§ Work required:
Print out the entries below with no edits.

++++++

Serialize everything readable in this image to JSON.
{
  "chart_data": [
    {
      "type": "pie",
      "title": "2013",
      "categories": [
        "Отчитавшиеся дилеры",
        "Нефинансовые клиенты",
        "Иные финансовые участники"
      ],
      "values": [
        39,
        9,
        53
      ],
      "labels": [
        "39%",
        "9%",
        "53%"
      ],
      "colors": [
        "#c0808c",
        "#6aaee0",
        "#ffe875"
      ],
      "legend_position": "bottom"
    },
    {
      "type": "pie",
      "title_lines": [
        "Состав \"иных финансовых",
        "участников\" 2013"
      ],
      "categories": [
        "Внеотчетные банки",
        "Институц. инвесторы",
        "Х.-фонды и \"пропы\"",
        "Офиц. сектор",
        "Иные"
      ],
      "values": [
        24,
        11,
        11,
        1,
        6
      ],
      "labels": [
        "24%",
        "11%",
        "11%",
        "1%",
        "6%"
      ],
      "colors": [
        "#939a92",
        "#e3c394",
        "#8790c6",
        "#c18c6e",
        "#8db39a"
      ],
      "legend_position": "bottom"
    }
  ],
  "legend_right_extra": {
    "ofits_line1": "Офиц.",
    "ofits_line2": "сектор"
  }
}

++++++

§ The response:
Serialize everything readable in this image to JSON.
{
  "chart_data": [
    {
      "type": "pie",
      "title": "2013",
      "categories": [
        "Отчитавшиеся дилеры",
        "Нефинансовые клиенты",
        "Иные финансовые участники"
      ],
      "values": [
        39,
        9,
        53
      ],
      "labels": [
        "39%",
        "9%",
        "53%"
      ],
      "colors": [
        "#c0808c",
        "#6aaee0",
        "#ffe875"
      ],
      "legend_position": "bottom"
    },
    {
      "type": "pie",
      "title_lines": [
        "Состав \"иных финансовых",
        "участников\" 2013"
      ],
      "categories": [
        "Внеотчетные банки",
        "Институц. инвесторы",
        "Х.-фонды и \"пропы\"",
        "Офиц. сектор",
        "Иные"
      ],
      "values": [
        24,
        11,
        11,
        1,
        6
      ],
      "labels": [
        "24%",
        "11%",
        "11%",
        "1%",
        "6%"
      ],
      "colors": [
        "#939a92",
        "#e3c394",
        "#8790c6",
        "#c18c6e",
        "#8db39a"
      ],
      "legend_position": "bottom"
    }
  ],
  "legend_right_extra": {
    "ofits_line1": "Офиц.",
    "ofits_line2": "сектор"
  }
}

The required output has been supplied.